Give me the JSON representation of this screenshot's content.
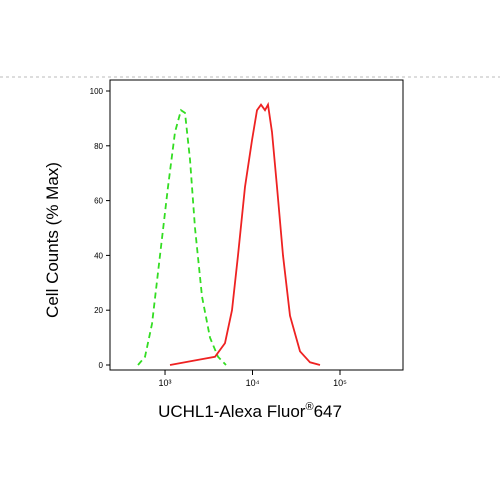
{
  "chart_data": {
    "type": "line",
    "ylabel": "Cell Counts (% Max)",
    "xlabel": {
      "main": "UCHL1-Alexa Fluor",
      "mark": "®",
      "tail": "647"
    },
    "xscale": "log",
    "xlim": [
      235,
      525000
    ],
    "ylim": [
      0,
      100
    ],
    "xticks": [
      {
        "value": 1000,
        "label": "10³"
      },
      {
        "value": 10000,
        "label": "10⁴"
      },
      {
        "value": 100000,
        "label": "10⁵"
      }
    ],
    "yticks": [
      0,
      20,
      40,
      60,
      80,
      100
    ],
    "series": [
      {
        "color": "#33dd22",
        "dash": true,
        "x": [
          491,
          590,
          710,
          877,
          1082,
          1300,
          1524,
          1692,
          1931,
          2203,
          2648,
          3268,
          4030,
          4980
        ],
        "values": [
          0,
          3,
          15,
          40,
          65,
          85,
          93,
          92,
          75,
          50,
          25,
          10,
          3,
          0
        ]
      },
      {
        "color": "#ee2222",
        "dash": false,
        "x": [
          1141,
          2512,
          3727,
          4850,
          5834,
          6828,
          8204,
          9868,
          11250,
          12500,
          13900,
          15030,
          16710,
          19050,
          22320,
          26830,
          34910,
          45410,
          59020
        ],
        "values": [
          0,
          2,
          3,
          8,
          20,
          40,
          65,
          82,
          93,
          95,
          93,
          95,
          85,
          65,
          40,
          18,
          5,
          1,
          0
        ]
      }
    ]
  }
}
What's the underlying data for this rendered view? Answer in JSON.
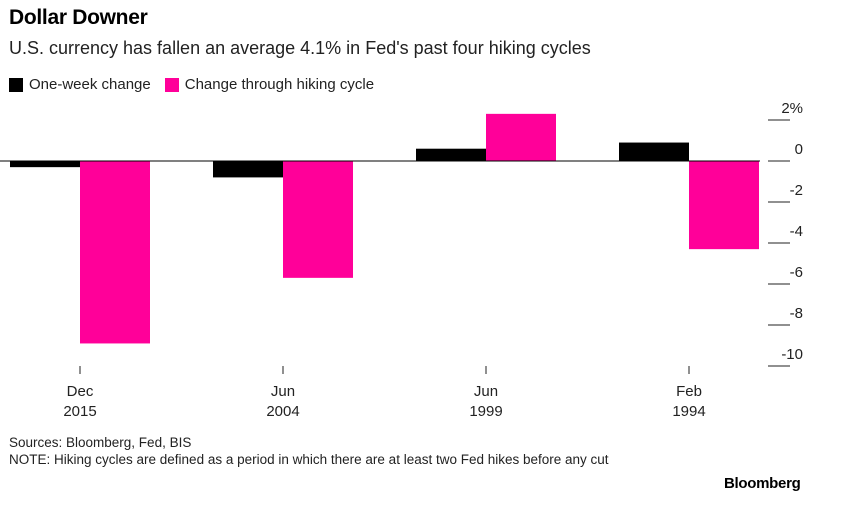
{
  "header": {
    "title": "Dollar Downer",
    "subtitle": "U.S. currency has fallen an average 4.1% in Fed's past four hiking cycles"
  },
  "footer": {
    "sources": "Sources: Bloomberg, Fed, BIS",
    "note": "NOTE: Hiking cycles are defined as a period in which there are at least two Fed hikes before any cut",
    "brand": "Bloomberg"
  },
  "colors": {
    "one_week": "#000000",
    "hiking_cycle": "#ff0099",
    "axis": "#000000",
    "tick": "#222222"
  },
  "chart_data": {
    "type": "bar",
    "categories": [
      [
        "Dec",
        "2015"
      ],
      [
        "Jun",
        "2004"
      ],
      [
        "Jun",
        "1999"
      ],
      [
        "Feb",
        "1994"
      ]
    ],
    "series": [
      {
        "name": "One-week change",
        "color": "#000000",
        "values": [
          -0.3,
          -0.8,
          0.6,
          0.9
        ]
      },
      {
        "name": "Change through hiking cycle",
        "color": "#ff0099",
        "values": [
          -8.9,
          -5.7,
          2.3,
          -4.3
        ]
      }
    ],
    "y_ticks": [
      2,
      0,
      -2,
      -4,
      -6,
      -8,
      -10
    ],
    "y_tick_labels": [
      "2%",
      "0",
      "-2",
      "-4",
      "-6",
      "-8",
      "-10"
    ],
    "ylim": [
      -10,
      2
    ],
    "legend_position": "top-left",
    "y_axis_side": "right",
    "grid": false
  }
}
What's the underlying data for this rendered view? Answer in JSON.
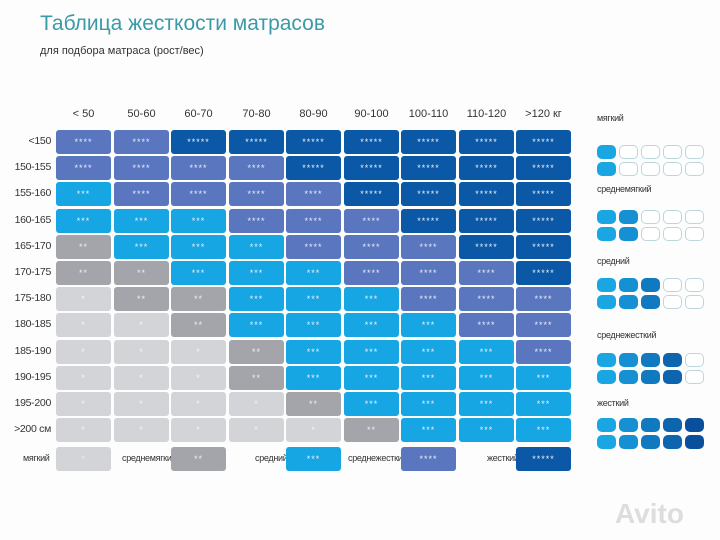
{
  "title": "Таблица жесткости матрасов",
  "subtitle": "для подбора матраса (рост/вес)",
  "columns": [
    "< 50",
    "50-60",
    "60-70",
    "70-80",
    "80-90",
    "90-100",
    "100-110",
    "110-120",
    ">120 кг"
  ],
  "rows": [
    "<150",
    "150-155",
    "155-160",
    "160-165",
    "165-170",
    "170-175",
    "175-180",
    "180-185",
    "185-190",
    "190-195",
    "195-200",
    ">200 см"
  ],
  "levels": [
    [
      4,
      4,
      5,
      5,
      5,
      5,
      5,
      5,
      5
    ],
    [
      4,
      4,
      4,
      4,
      5,
      5,
      5,
      5,
      5
    ],
    [
      3,
      4,
      4,
      4,
      4,
      5,
      5,
      5,
      5
    ],
    [
      3,
      3,
      3,
      4,
      4,
      4,
      5,
      5,
      5
    ],
    [
      2,
      3,
      3,
      3,
      4,
      4,
      4,
      5,
      5
    ],
    [
      2,
      2,
      3,
      3,
      3,
      4,
      4,
      4,
      5
    ],
    [
      1,
      2,
      2,
      3,
      3,
      3,
      4,
      4,
      4
    ],
    [
      1,
      1,
      2,
      3,
      3,
      3,
      3,
      4,
      4
    ],
    [
      1,
      1,
      1,
      2,
      3,
      3,
      3,
      3,
      4
    ],
    [
      1,
      1,
      1,
      2,
      3,
      3,
      3,
      3,
      3
    ],
    [
      1,
      1,
      1,
      1,
      2,
      3,
      3,
      3,
      3
    ],
    [
      1,
      1,
      1,
      1,
      1,
      2,
      3,
      3,
      3
    ]
  ],
  "stars": [
    "*",
    "**",
    "***",
    "****",
    "*****"
  ],
  "level_colors": [
    "#d3d4d8",
    "#a4a5aa",
    "#17a6e4",
    "#5a76bf",
    "#0b58a6"
  ],
  "scale_colors": [
    "#1aa6e2",
    "#1590d2",
    "#1179bf",
    "#0d65b0",
    "#0a4f9c"
  ],
  "legend": [
    {
      "label": "мягкий",
      "level": 1
    },
    {
      "label": "среднемягкий",
      "level": 2
    },
    {
      "label": "средний",
      "level": 3
    },
    {
      "label": "среднежесткий",
      "level": 4
    },
    {
      "label": "жесткий",
      "level": 5
    }
  ],
  "watermark": "Avito"
}
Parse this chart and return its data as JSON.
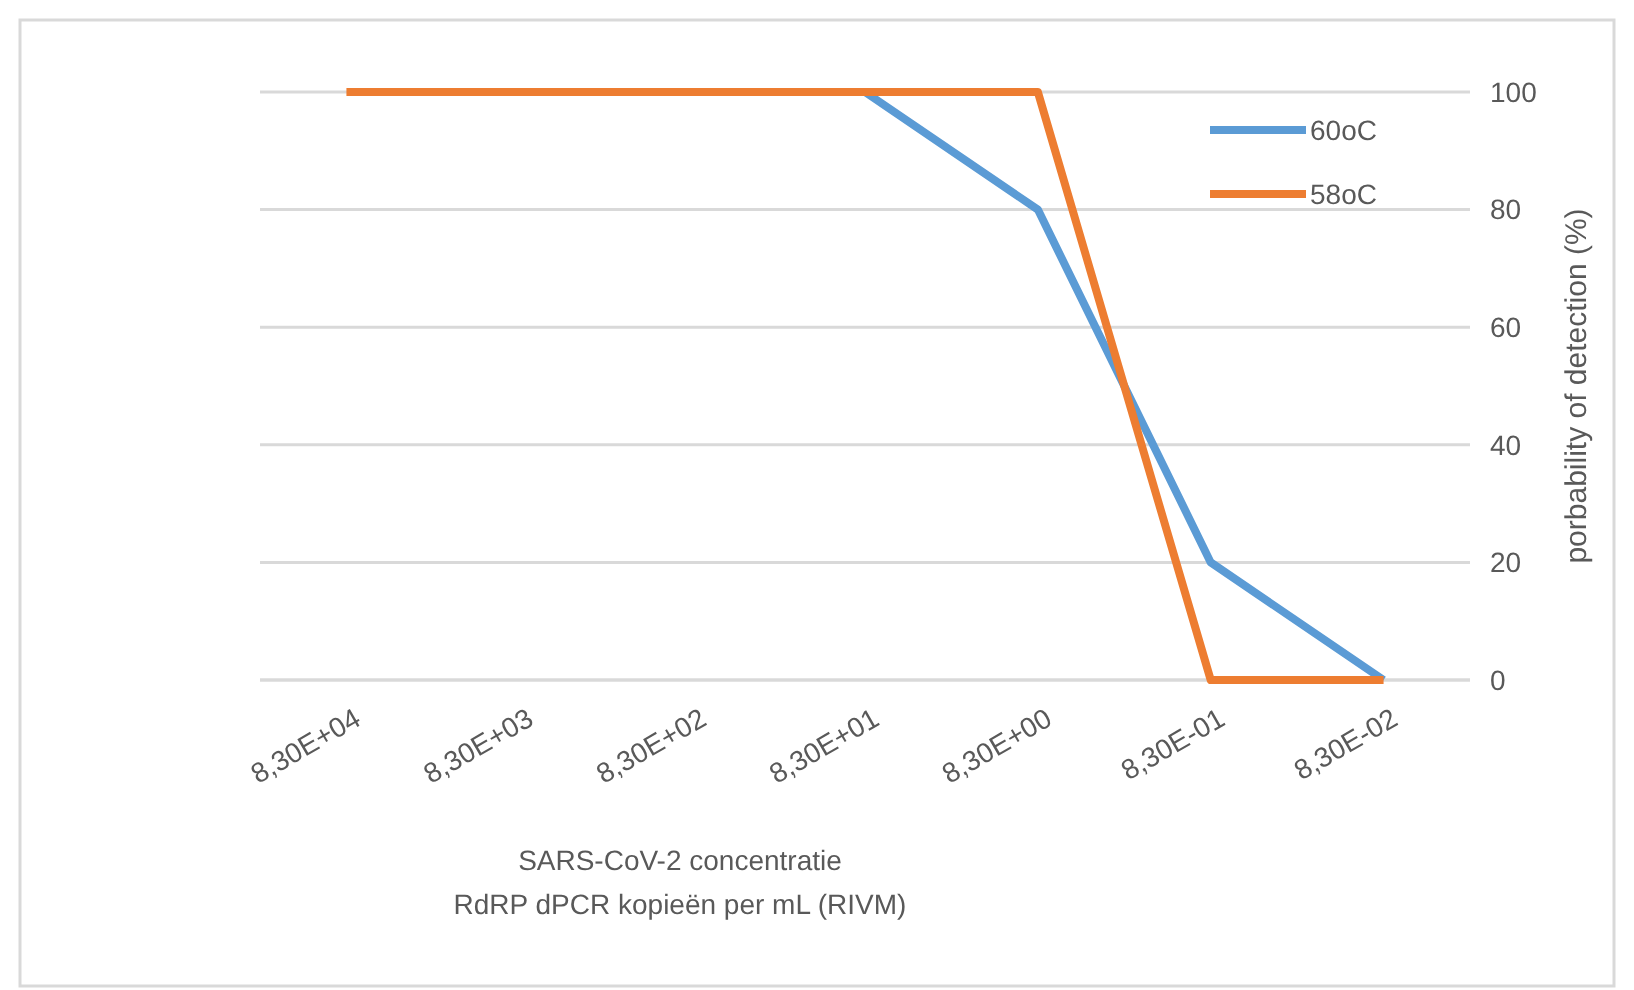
{
  "chart_data": {
    "type": "line",
    "xlabel": "SARS-CoV-2 concentratie\nRdRP dPCR kopieën per mL (RIVM)",
    "ylabel": "porbability of detection (%)",
    "categories": [
      "8,30E+04",
      "8,30E+03",
      "8,30E+02",
      "8,30E+01",
      "8,30E+00",
      "8,30E-01",
      "8,30E-02"
    ],
    "series": [
      {
        "name": "60oC",
        "color": "#5b9bd5",
        "values": [
          null,
          null,
          null,
          100,
          80,
          20,
          0
        ]
      },
      {
        "name": "58oC",
        "color": "#ed7d31",
        "values": [
          100,
          100,
          100,
          100,
          100,
          0,
          0
        ]
      }
    ],
    "ylim": [
      0,
      100
    ],
    "yticks": [
      0,
      20,
      40,
      60,
      80,
      100
    ],
    "grid": "y",
    "legend": "top right",
    "marker": "none",
    "line_style": "solid"
  }
}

• **Exercise brief**: Every line above should be repeated exactly; pictures stay out of the copy.

• **Answer to the exercise**:
Give me the JSON representation of this screenshot's content.
{
  "chart_data": {
    "type": "line",
    "ylabel": "Cell Counts (% Max)",
    "xlabel": {
      "main": "UCHL1-Alexa Fluor",
      "mark": "®",
      "tail": "647"
    },
    "xscale": "log",
    "xlim": [
      235,
      525000
    ],
    "ylim": [
      0,
      100
    ],
    "xticks": [
      {
        "value": 1000,
        "label": "10³"
      },
      {
        "value": 10000,
        "label": "10⁴"
      },
      {
        "value": 100000,
        "label": "10⁵"
      }
    ],
    "yticks": [
      0,
      20,
      40,
      60,
      80,
      100
    ],
    "series": [
      {
        "color": "#33dd22",
        "dash": true,
        "x": [
          491,
          590,
          710,
          877,
          1082,
          1300,
          1524,
          1692,
          1931,
          2203,
          2648,
          3268,
          4030,
          4980
        ],
        "values": [
          0,
          3,
          15,
          40,
          65,
          85,
          93,
          92,
          75,
          50,
          25,
          10,
          3,
          0
        ]
      },
      {
        "color": "#ee2222",
        "dash": false,
        "x": [
          1141,
          2512,
          3727,
          4850,
          5834,
          6828,
          8204,
          9868,
          11250,
          12500,
          13900,
          15030,
          16710,
          19050,
          22320,
          26830,
          34910,
          45410,
          59020
        ],
        "values": [
          0,
          2,
          3,
          8,
          20,
          40,
          65,
          82,
          93,
          95,
          93,
          95,
          85,
          65,
          40,
          18,
          5,
          1,
          0
        ]
      }
    ]
  }
}
What's the underlying data for this rendered view? Answer in JSON.
{
  "header": {
    "title": "Dollar Downer",
    "subtitle": "U.S. currency has fallen an average 4.1% in Fed's past four hiking cycles"
  },
  "footer": {
    "sources": "Sources: Bloomberg, Fed, BIS",
    "note": "NOTE: Hiking cycles are defined as a period in which there are at least two Fed hikes before any cut",
    "brand": "Bloomberg"
  },
  "colors": {
    "one_week": "#000000",
    "hiking_cycle": "#ff0099",
    "axis": "#000000",
    "tick": "#222222"
  },
  "chart_data": {
    "type": "bar",
    "categories": [
      [
        "Dec",
        "2015"
      ],
      [
        "Jun",
        "2004"
      ],
      [
        "Jun",
        "1999"
      ],
      [
        "Feb",
        "1994"
      ]
    ],
    "series": [
      {
        "name": "One-week change",
        "color": "#000000",
        "values": [
          -0.3,
          -0.8,
          0.6,
          0.9
        ]
      },
      {
        "name": "Change through hiking cycle",
        "color": "#ff0099",
        "values": [
          -8.9,
          -5.7,
          2.3,
          -4.3
        ]
      }
    ],
    "y_ticks": [
      2,
      0,
      -2,
      -4,
      -6,
      -8,
      -10
    ],
    "y_tick_labels": [
      "2%",
      "0",
      "-2",
      "-4",
      "-6",
      "-8",
      "-10"
    ],
    "ylim": [
      -10,
      2
    ],
    "legend_position": "top-left",
    "y_axis_side": "right",
    "grid": false
  }
}
What's the underlying data for this rendered view? Answer in JSON.
{
  "title": "Таблица жесткости матрасов",
  "subtitle": "для подбора матраса (рост/вес)",
  "columns": [
    "< 50",
    "50-60",
    "60-70",
    "70-80",
    "80-90",
    "90-100",
    "100-110",
    "110-120",
    ">120 кг"
  ],
  "rows": [
    "<150",
    "150-155",
    "155-160",
    "160-165",
    "165-170",
    "170-175",
    "175-180",
    "180-185",
    "185-190",
    "190-195",
    "195-200",
    ">200 см"
  ],
  "levels": [
    [
      4,
      4,
      5,
      5,
      5,
      5,
      5,
      5,
      5
    ],
    [
      4,
      4,
      4,
      4,
      5,
      5,
      5,
      5,
      5
    ],
    [
      3,
      4,
      4,
      4,
      4,
      5,
      5,
      5,
      5
    ],
    [
      3,
      3,
      3,
      4,
      4,
      4,
      5,
      5,
      5
    ],
    [
      2,
      3,
      3,
      3,
      4,
      4,
      4,
      5,
      5
    ],
    [
      2,
      2,
      3,
      3,
      3,
      4,
      4,
      4,
      5
    ],
    [
      1,
      2,
      2,
      3,
      3,
      3,
      4,
      4,
      4
    ],
    [
      1,
      1,
      2,
      3,
      3,
      3,
      3,
      4,
      4
    ],
    [
      1,
      1,
      1,
      2,
      3,
      3,
      3,
      3,
      4
    ],
    [
      1,
      1,
      1,
      2,
      3,
      3,
      3,
      3,
      3
    ],
    [
      1,
      1,
      1,
      1,
      2,
      3,
      3,
      3,
      3
    ],
    [
      1,
      1,
      1,
      1,
      1,
      2,
      3,
      3,
      3
    ]
  ],
  "stars": [
    "*",
    "**",
    "***",
    "****",
    "*****"
  ],
  "level_colors": [
    "#d3d4d8",
    "#a4a5aa",
    "#17a6e4",
    "#5a76bf",
    "#0b58a6"
  ],
  "scale_colors": [
    "#1aa6e2",
    "#1590d2",
    "#1179bf",
    "#0d65b0",
    "#0a4f9c"
  ],
  "legend": [
    {
      "label": "мягкий",
      "level": 1
    },
    {
      "label": "среднемягкий",
      "level": 2
    },
    {
      "label": "средний",
      "level": 3
    },
    {
      "label": "среднежесткий",
      "level": 4
    },
    {
      "label": "жесткий",
      "level": 5
    }
  ],
  "watermark": "Avito"
}
Parse this chart and return its data as JSON.
{
  "chart_data": {
    "type": "line",
    "xlabel": "SARS-CoV-2 concentratie\nRdRP dPCR kopieën per mL (RIVM)",
    "ylabel": "porbability of detection (%)",
    "categories": [
      "8,30E+04",
      "8,30E+03",
      "8,30E+02",
      "8,30E+01",
      "8,30E+00",
      "8,30E-01",
      "8,30E-02"
    ],
    "series": [
      {
        "name": "60oC",
        "color": "#5b9bd5",
        "values": [
          null,
          null,
          null,
          100,
          80,
          20,
          0
        ]
      },
      {
        "name": "58oC",
        "color": "#ed7d31",
        "values": [
          100,
          100,
          100,
          100,
          100,
          0,
          0
        ]
      }
    ],
    "ylim": [
      0,
      100
    ],
    "yticks": [
      0,
      20,
      40,
      60,
      80,
      100
    ],
    "grid": "y",
    "legend": "top right",
    "marker": "none",
    "line_style": "solid"
  }
}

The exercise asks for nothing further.